* EXERCISE TASK
Here are some records. Copy each one exactly.

─── DATA EXCERPTS

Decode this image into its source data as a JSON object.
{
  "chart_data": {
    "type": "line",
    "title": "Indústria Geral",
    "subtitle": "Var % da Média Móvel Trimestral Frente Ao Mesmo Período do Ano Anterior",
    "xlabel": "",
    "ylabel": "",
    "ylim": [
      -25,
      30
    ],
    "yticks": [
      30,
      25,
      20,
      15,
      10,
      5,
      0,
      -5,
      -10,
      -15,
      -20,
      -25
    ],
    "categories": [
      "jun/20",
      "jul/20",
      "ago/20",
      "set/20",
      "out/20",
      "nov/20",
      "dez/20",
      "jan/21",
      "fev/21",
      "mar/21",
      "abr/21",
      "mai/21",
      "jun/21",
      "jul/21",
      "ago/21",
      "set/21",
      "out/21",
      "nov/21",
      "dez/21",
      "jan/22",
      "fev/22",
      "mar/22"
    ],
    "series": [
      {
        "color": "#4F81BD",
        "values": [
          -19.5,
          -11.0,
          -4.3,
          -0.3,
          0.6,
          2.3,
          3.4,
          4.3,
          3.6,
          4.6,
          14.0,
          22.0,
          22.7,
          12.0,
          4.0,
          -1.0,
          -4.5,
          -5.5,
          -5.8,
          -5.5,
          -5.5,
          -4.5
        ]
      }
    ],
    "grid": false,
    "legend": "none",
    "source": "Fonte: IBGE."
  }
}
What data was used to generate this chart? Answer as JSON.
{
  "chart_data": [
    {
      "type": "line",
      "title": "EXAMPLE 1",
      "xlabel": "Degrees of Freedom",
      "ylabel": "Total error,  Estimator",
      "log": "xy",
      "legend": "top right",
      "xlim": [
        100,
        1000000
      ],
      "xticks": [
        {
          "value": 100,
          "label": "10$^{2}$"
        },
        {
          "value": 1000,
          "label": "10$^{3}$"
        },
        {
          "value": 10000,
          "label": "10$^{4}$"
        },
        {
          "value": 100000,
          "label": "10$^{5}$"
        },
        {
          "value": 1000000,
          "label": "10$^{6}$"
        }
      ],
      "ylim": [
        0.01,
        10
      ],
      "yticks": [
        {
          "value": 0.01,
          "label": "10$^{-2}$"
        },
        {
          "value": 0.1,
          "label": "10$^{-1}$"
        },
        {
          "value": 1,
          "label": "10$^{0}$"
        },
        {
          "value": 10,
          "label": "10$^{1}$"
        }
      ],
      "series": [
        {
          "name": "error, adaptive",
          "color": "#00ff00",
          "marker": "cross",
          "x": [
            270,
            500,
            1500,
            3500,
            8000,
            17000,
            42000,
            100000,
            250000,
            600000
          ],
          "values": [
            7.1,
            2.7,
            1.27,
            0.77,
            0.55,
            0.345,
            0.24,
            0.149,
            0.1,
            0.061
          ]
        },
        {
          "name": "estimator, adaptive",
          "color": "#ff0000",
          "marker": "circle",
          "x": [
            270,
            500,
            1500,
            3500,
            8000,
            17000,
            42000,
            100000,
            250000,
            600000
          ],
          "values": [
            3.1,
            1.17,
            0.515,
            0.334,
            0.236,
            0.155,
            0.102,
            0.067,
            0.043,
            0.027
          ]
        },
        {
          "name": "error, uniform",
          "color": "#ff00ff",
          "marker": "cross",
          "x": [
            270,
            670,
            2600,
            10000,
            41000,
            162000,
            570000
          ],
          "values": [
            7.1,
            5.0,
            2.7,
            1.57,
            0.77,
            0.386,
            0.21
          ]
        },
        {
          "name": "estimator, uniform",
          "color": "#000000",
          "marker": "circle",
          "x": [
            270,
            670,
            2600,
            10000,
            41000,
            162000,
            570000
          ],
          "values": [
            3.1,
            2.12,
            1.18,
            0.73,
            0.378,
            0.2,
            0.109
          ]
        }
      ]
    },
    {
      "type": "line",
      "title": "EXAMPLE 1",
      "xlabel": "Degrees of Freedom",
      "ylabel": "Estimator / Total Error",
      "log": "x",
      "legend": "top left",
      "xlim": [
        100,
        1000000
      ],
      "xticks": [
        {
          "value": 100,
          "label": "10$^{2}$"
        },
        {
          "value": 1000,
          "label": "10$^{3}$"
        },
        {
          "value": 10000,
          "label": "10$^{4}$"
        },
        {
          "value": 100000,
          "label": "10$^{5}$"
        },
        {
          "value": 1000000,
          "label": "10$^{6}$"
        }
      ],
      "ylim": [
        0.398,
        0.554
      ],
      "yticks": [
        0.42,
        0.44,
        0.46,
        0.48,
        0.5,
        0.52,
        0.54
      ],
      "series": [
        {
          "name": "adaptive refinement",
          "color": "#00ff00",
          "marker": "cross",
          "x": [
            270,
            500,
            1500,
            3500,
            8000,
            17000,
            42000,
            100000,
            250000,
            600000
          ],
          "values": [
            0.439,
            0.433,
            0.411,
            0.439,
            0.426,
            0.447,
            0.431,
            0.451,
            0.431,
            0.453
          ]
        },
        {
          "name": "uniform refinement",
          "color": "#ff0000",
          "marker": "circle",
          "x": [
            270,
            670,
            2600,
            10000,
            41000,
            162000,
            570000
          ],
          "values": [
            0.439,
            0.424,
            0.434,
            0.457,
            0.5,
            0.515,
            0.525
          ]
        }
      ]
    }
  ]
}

──────

* OUTPUT OF THE TASK
Decode this image into its source data as a JSON object.
{
  "chart_data": {
    "type": "line",
    "title": "Indústria Geral",
    "subtitle": "Var % da Média Móvel Trimestral Frente Ao Mesmo Período do Ano Anterior",
    "xlabel": "",
    "ylabel": "",
    "ylim": [
      -25,
      30
    ],
    "yticks": [
      30,
      25,
      20,
      15,
      10,
      5,
      0,
      -5,
      -10,
      -15,
      -20,
      -25
    ],
    "categories": [
      "jun/20",
      "jul/20",
      "ago/20",
      "set/20",
      "out/20",
      "nov/20",
      "dez/20",
      "jan/21",
      "fev/21",
      "mar/21",
      "abr/21",
      "mai/21",
      "jun/21",
      "jul/21",
      "ago/21",
      "set/21",
      "out/21",
      "nov/21",
      "dez/21",
      "jan/22",
      "fev/22",
      "mar/22"
    ],
    "series": [
      {
        "color": "#4F81BD",
        "values": [
          -19.5,
          -11.0,
          -4.3,
          -0.3,
          0.6,
          2.3,
          3.4,
          4.3,
          3.6,
          4.6,
          14.0,
          22.0,
          22.7,
          12.0,
          4.0,
          -1.0,
          -4.5,
          -5.5,
          -5.8,
          -5.5,
          -5.5,
          -4.5
        ]
      }
    ],
    "grid": false,
    "legend": "none",
    "source": "Fonte: IBGE."
  }
}
What data was used to generate this chart? Answer as JSON.
{
  "chart_data": [
    {
      "type": "line",
      "title": "EXAMPLE 1",
      "xlabel": "Degrees of Freedom",
      "ylabel": "Total error,  Estimator",
      "log": "xy",
      "legend": "top right",
      "xlim": [
        100,
        1000000
      ],
      "xticks": [
        {
          "value": 100,
          "label": "10$^{2}$"
        },
        {
          "value": 1000,
          "label": "10$^{3}$"
        },
        {
          "value": 10000,
          "label": "10$^{4}$"
        },
        {
          "value": 100000,
          "label": "10$^{5}$"
        },
        {
          "value": 1000000,
          "label": "10$^{6}$"
        }
      ],
      "ylim": [
        0.01,
        10
      ],
      "yticks": [
        {
          "value": 0.01,
          "label": "10$^{-2}$"
        },
        {
          "value": 0.1,
          "label": "10$^{-1}$"
        },
        {
          "value": 1,
          "label": "10$^{0}$"
        },
        {
          "value": 10,
          "label": "10$^{1}$"
        }
      ],
      "series": [
        {
          "name": "error, adaptive",
          "color": "#00ff00",
          "marker": "cross",
          "x": [
            270,
            500,
            1500,
            3500,
            8000,
            17000,
            42000,
            100000,
            250000,
            600000
          ],
          "values": [
            7.1,
            2.7,
            1.27,
            0.77,
            0.55,
            0.345,
            0.24,
            0.149,
            0.1,
            0.061
          ]
        },
        {
          "name": "estimator, adaptive",
          "color": "#ff0000",
          "marker": "circle",
          "x": [
            270,
            500,
            1500,
            3500,
            8000,
            17000,
            42000,
            100000,
            250000,
            600000
          ],
          "values": [
            3.1,
            1.17,
            0.515,
            0.334,
            0.236,
            0.155,
            0.102,
            0.067,
            0.043,
            0.027
          ]
        },
        {
          "name": "error, uniform",
          "color": "#ff00ff",
          "marker": "cross",
          "x": [
            270,
            670,
            2600,
            10000,
            41000,
            162000,
            570000
          ],
          "values": [
            7.1,
            5.0,
            2.7,
            1.57,
            0.77,
            0.386,
            0.21
          ]
        },
        {
          "name": "estimator, uniform",
          "color": "#000000",
          "marker": "circle",
          "x": [
            270,
            670,
            2600,
            10000,
            41000,
            162000,
            570000
          ],
          "values": [
            3.1,
            2.12,
            1.18,
            0.73,
            0.378,
            0.2,
            0.109
          ]
        }
      ]
    },
    {
      "type": "line",
      "title": "EXAMPLE 1",
      "xlabel": "Degrees of Freedom",
      "ylabel": "Estimator / Total Error",
      "log": "x",
      "legend": "top left",
      "xlim": [
        100,
        1000000
      ],
      "xticks": [
        {
          "value": 100,
          "label": "10$^{2}$"
        },
        {
          "value": 1000,
          "label": "10$^{3}$"
        },
        {
          "value": 10000,
          "label": "10$^{4}$"
        },
        {
          "value": 100000,
          "label": "10$^{5}$"
        },
        {
          "value": 1000000,
          "label": "10$^{6}$"
        }
      ],
      "ylim": [
        0.398,
        0.554
      ],
      "yticks": [
        0.42,
        0.44,
        0.46,
        0.48,
        0.5,
        0.52,
        0.54
      ],
      "series": [
        {
          "name": "adaptive refinement",
          "color": "#00ff00",
          "marker": "cross",
          "x": [
            270,
            500,
            1500,
            3500,
            8000,
            17000,
            42000,
            100000,
            250000,
            600000
          ],
          "values": [
            0.439,
            0.433,
            0.411,
            0.439,
            0.426,
            0.447,
            0.431,
            0.451,
            0.431,
            0.453
          ]
        },
        {
          "name": "uniform refinement",
          "color": "#ff0000",
          "marker": "circle",
          "x": [
            270,
            670,
            2600,
            10000,
            41000,
            162000,
            570000
          ],
          "values": [
            0.439,
            0.424,
            0.434,
            0.457,
            0.5,
            0.515,
            0.525
          ]
        }
      ]
    }
  ]
}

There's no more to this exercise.